TASK DETAILS
Reproduce every entry below precisely; do not include the pictures.

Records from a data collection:
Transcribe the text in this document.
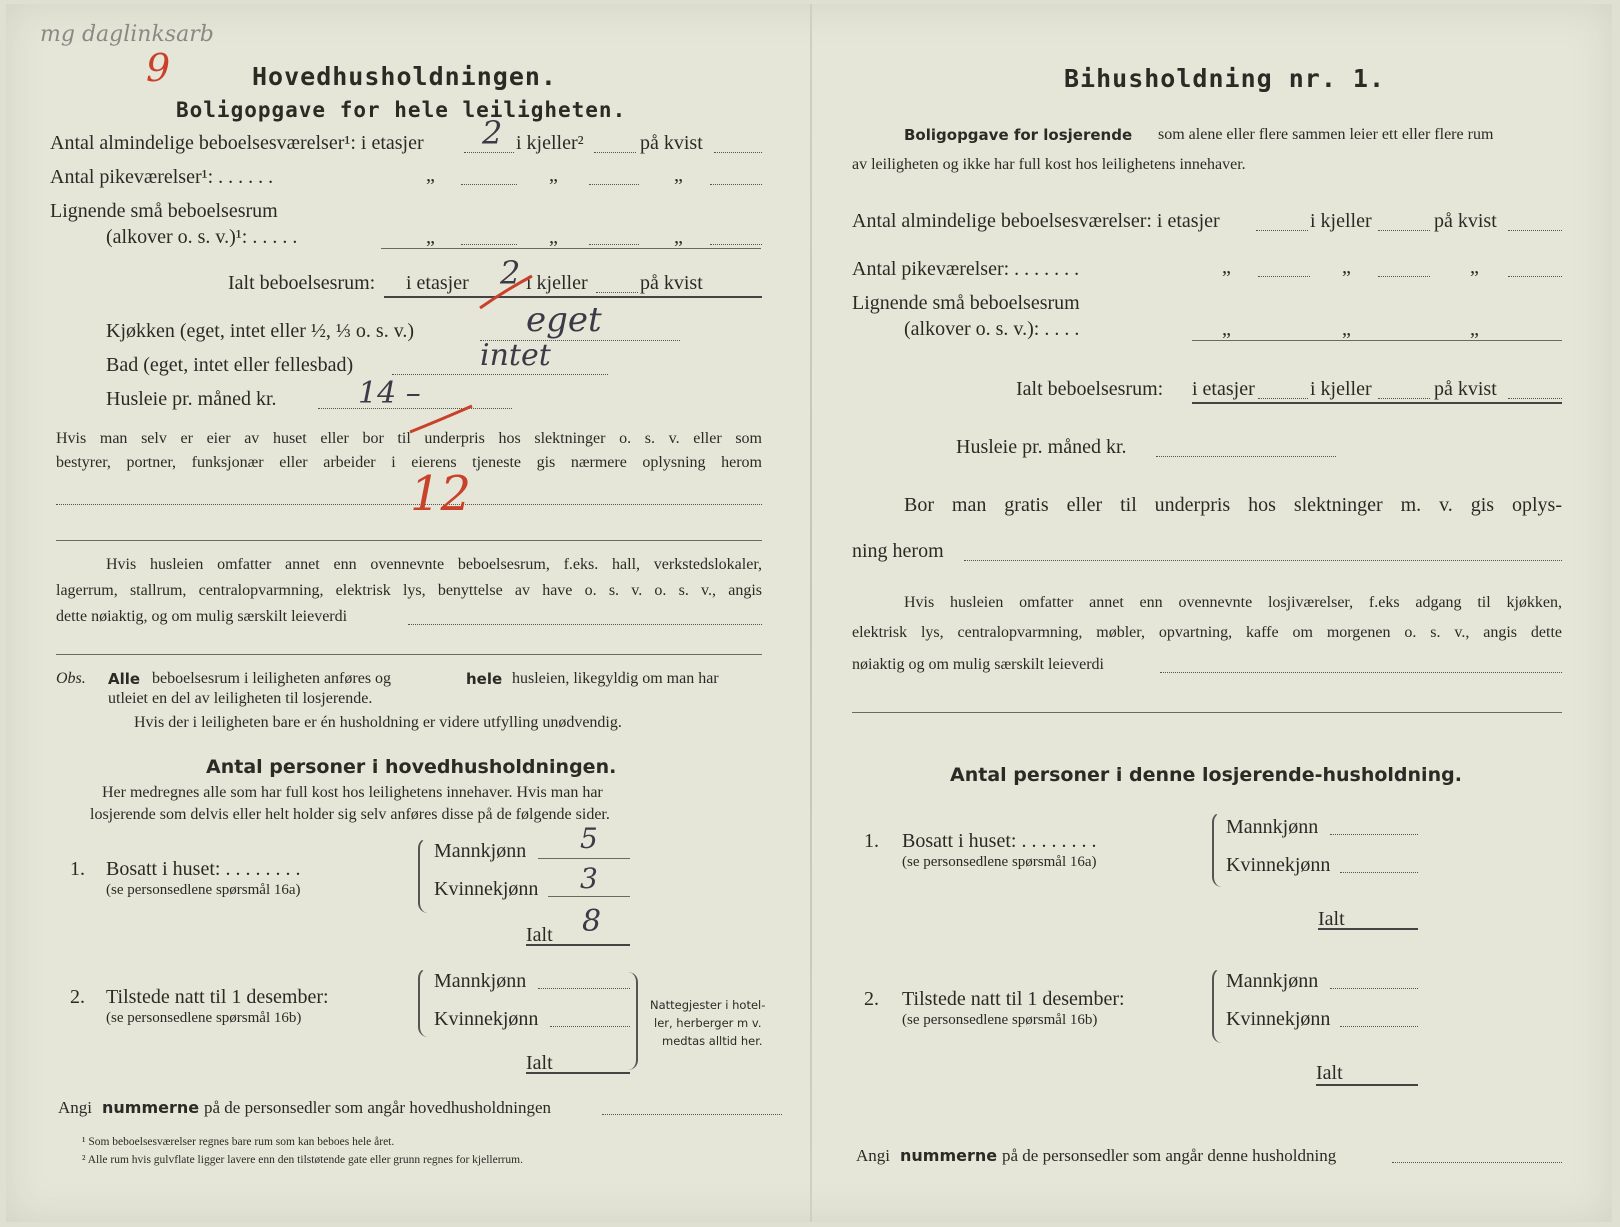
mg daglinksarb
9	Hovedhusholdningen.
Boligopgave for hele leiligheten.
Antal almindelige beboelsesværelser¹: i etasjer 2 i kjeller²	på kvist
Antal pikeværelser¹: . . . . . .	„	„	„
Lignende små beboelsesrum
(alkover o. s. v.)¹: . . . . .	„	„	„
Ialt beboelsesrum: i etasjer 2 i kjeller	på kvist
Kjøkken (eget, intet eller ½, ⅓ o. s. v.)	eget
Bad (eget, intet eller fellesbad)	intet
Husleie pr. måned kr.	14 –
Hvis man selv er eier av huset eller bor til underpris hos slektninger o. s. v. eller som
bestyrer, portner, funksjonær eller arbeider i eierens tjeneste gis nærmere oplysning herom
12
Hvis husleien omfatter annet enn ovennevnte beboelsesrum, f.eks. hall, verkstedslokaler,
lagerrum, stallrum, centralopvarmning, elektrisk lys, benyttelse av have o. s. v. o. s. v., angis
dette nøiaktig, og om mulig særskilt leieverdi
Obs. Alle beboelsesrum i leiligheten anføres og	hele husleien, likegyldig om man har
utleiet en del av leiligheten til losjerende.
Hvis der i leiligheten bare er én husholdning er videre utfylling unødvendig.
Antal personer i hovedhusholdningen.
Her medregnes alle som har full kost hos leilighetens innehaver. Hvis man har
losjerende som delvis eller helt holder sig selv anføres disse på de følgende sider.
1. Bosatt i huset: . . . . . . . .
(se personsedlene spørsmål 16a)
Mannkjønn 5
Kvinnekjønn 3
Ialt 8
2. Tilstede natt til 1 desember:
(se personsedlene spørsmål 16b)
Mannkjønn
Kvinnekjønn
Ialt
Nattegjester i hotel-
ler, herberger m v.
medtas alltid her.
Angi nummerne på de personsedler som angår hovedhusholdningen
¹ Som beboelsesværelser regnes bare rum som kan beboes hele året.
² Alle rum hvis gulvflate ligger lavere enn den tilstøtende gate eller grunn regnes for kjellerrum.
Bihusholdning nr. 1.
Boligopgave for losjerende som alene eller flere sammen leier ett eller flere rum
av leiligheten og ikke har full kost hos leilighetens innehaver.
Antal almindelige beboelsesværelser: i etasjer	i kjeller	på kvist
Antal pikeværelser: . . . . . . .	„	„	„
Lignende små beboelsesrum
(alkover o. s. v.): . . . .	„	„	„
Ialt beboelsesrum: i etasjer	i kjeller	på kvist
Husleie pr. måned kr.
Bor man gratis eller til underpris hos slektninger m. v. gis oplys-
ning herom
Hvis husleien omfatter annet enn ovennevnte losjiværelser, f.eks adgang til kjøkken,
elektrisk lys, centralopvarmning, møbler, opvartning, kaffe om morgenen o. s. v., angis dette
nøiaktig og om mulig særskilt leieverdi
Antal personer i denne losjerende-husholdning.
1. Bosatt i huset: . . . . . . . .
(se personsedlene spørsmål 16a)
Mannkjønn
Kvinnekjønn
Ialt
2. Tilstede natt til 1 desember:
(se personsedlene spørsmål 16b)
Mannkjønn
Kvinnekjønn
Ialt
Angi nummerne på de personsedler som angår denne husholdning
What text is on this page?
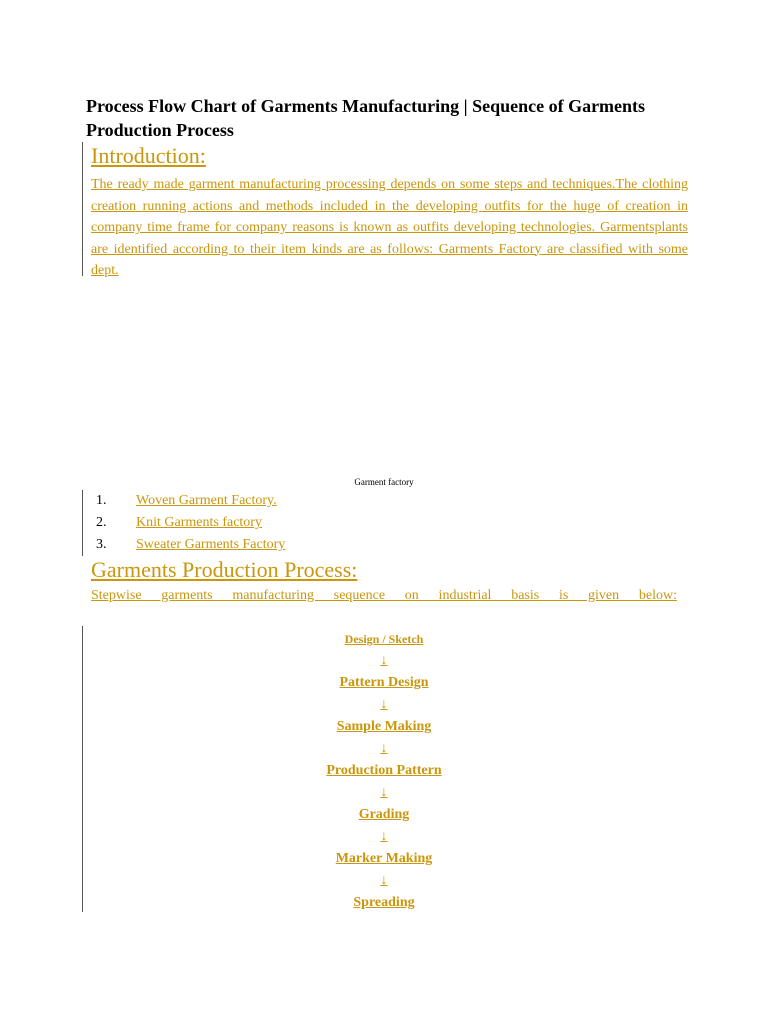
Process Flow Chart of Garments Manufacturing | Sequence of Garments Production Process
Introduction:

The ready made garment manufacturing processing depends on some steps and techniques.The clothing creation running actions and methods included in the developing outfits for the huge of creation in company time frame for company reasons is known as outfits developing technologies. Garmentsplants are identified according to their item kinds are as follows: Garments Factory are classified with some dept.

Garment factory
1. Woven Garment Factory.
2. Knit Garments factory
3. Sweater Garments Factory
Garments Production Process:

Stepwise garments manufacturing sequence on industrial basis is given below:

Design / Sketch
↓
Pattern Design
↓
Sample Making
↓
Production Pattern
↓
Grading
↓
Marker Making
↓
Spreading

EXERCISE RESPONSE
Transcribe the text in this document.
mg daglinksarb
9	Hovedhusholdningen.
Boligopgave for hele leiligheten.
Antal almindelige beboelsesværelser¹: i etasjer 2 i kjeller²	på kvist
Antal pikeværelser¹: . . . . . .	„	„	„
Lignende små beboelsesrum
(alkover o. s. v.)¹: . . . . .	„	„	„
Ialt beboelsesrum: i etasjer 2 i kjeller	på kvist
Kjøkken (eget, intet eller ½, ⅓ o. s. v.)	eget
Bad (eget, intet eller fellesbad)	intet
Husleie pr. måned kr.	14 –
Hvis man selv er eier av huset eller bor til underpris hos slektninger o. s. v. eller som
bestyrer, portner, funksjonær eller arbeider i eierens tjeneste gis nærmere oplysning herom
12
Hvis husleien omfatter annet enn ovennevnte beboelsesrum, f.eks. hall, verkstedslokaler,
lagerrum, stallrum, centralopvarmning, elektrisk lys, benyttelse av have o. s. v. o. s. v., angis
dette nøiaktig, og om mulig særskilt leieverdi
Obs. Alle beboelsesrum i leiligheten anføres og	hele husleien, likegyldig om man har
utleiet en del av leiligheten til losjerende.
Hvis der i leiligheten bare er én husholdning er videre utfylling unødvendig.
Antal personer i hovedhusholdningen.
Her medregnes alle som har full kost hos leilighetens innehaver. Hvis man har
losjerende som delvis eller helt holder sig selv anføres disse på de følgende sider.
1. Bosatt i huset: . . . . . . . .
(se personsedlene spørsmål 16a)
Mannkjønn 5
Kvinnekjønn 3
Ialt 8
2. Tilstede natt til 1 desember:
(se personsedlene spørsmål 16b)
Mannkjønn
Kvinnekjønn
Ialt
Nattegjester i hotel-
ler, herberger m v.
medtas alltid her.
Angi nummerne på de personsedler som angår hovedhusholdningen
¹ Som beboelsesværelser regnes bare rum som kan beboes hele året.
² Alle rum hvis gulvflate ligger lavere enn den tilstøtende gate eller grunn regnes for kjellerrum.
Bihusholdning nr. 1.
Boligopgave for losjerende som alene eller flere sammen leier ett eller flere rum
av leiligheten og ikke har full kost hos leilighetens innehaver.
Antal almindelige beboelsesværelser: i etasjer	i kjeller	på kvist
Antal pikeværelser: . . . . . . .	„	„	„
Lignende små beboelsesrum
(alkover o. s. v.): . . . .	„	„	„
Ialt beboelsesrum: i etasjer	i kjeller	på kvist
Husleie pr. måned kr.
Bor man gratis eller til underpris hos slektninger m. v. gis oplys-
ning herom
Hvis husleien omfatter annet enn ovennevnte losjiværelser, f.eks adgang til kjøkken,
elektrisk lys, centralopvarmning, møbler, opvartning, kaffe om morgenen o. s. v., angis dette
nøiaktig og om mulig særskilt leieverdi
Antal personer i denne losjerende-husholdning.
1. Bosatt i huset: . . . . . . . .
(se personsedlene spørsmål 16a)
Mannkjønn
Kvinnekjønn
Ialt
2. Tilstede natt til 1 desember:
(se personsedlene spørsmål 16b)
Mannkjønn
Kvinnekjønn
Ialt
Angi nummerne på de personsedler som angår denne husholdning
What text is on this page?
Process Flow Chart of Garments Manufacturing | Sequence of Garments Production Process
Introduction:

The ready made garment manufacturing processing depends on some steps and techniques.The clothing creation running actions and methods included in the developing outfits for the huge of creation in company time frame for company reasons is known as outfits developing technologies. Garmentsplants are identified according to their item kinds are as follows: Garments Factory are classified with some dept.

Garment factory
1. Woven Garment Factory.
2. Knit Garments factory
3. Sweater Garments Factory
Garments Production Process:

Stepwise garments manufacturing sequence on industrial basis is given below:

Design / Sketch
↓
Pattern Design
↓
Sample Making
↓
Production Pattern
↓
Grading
↓
Marker Making
↓
Spreading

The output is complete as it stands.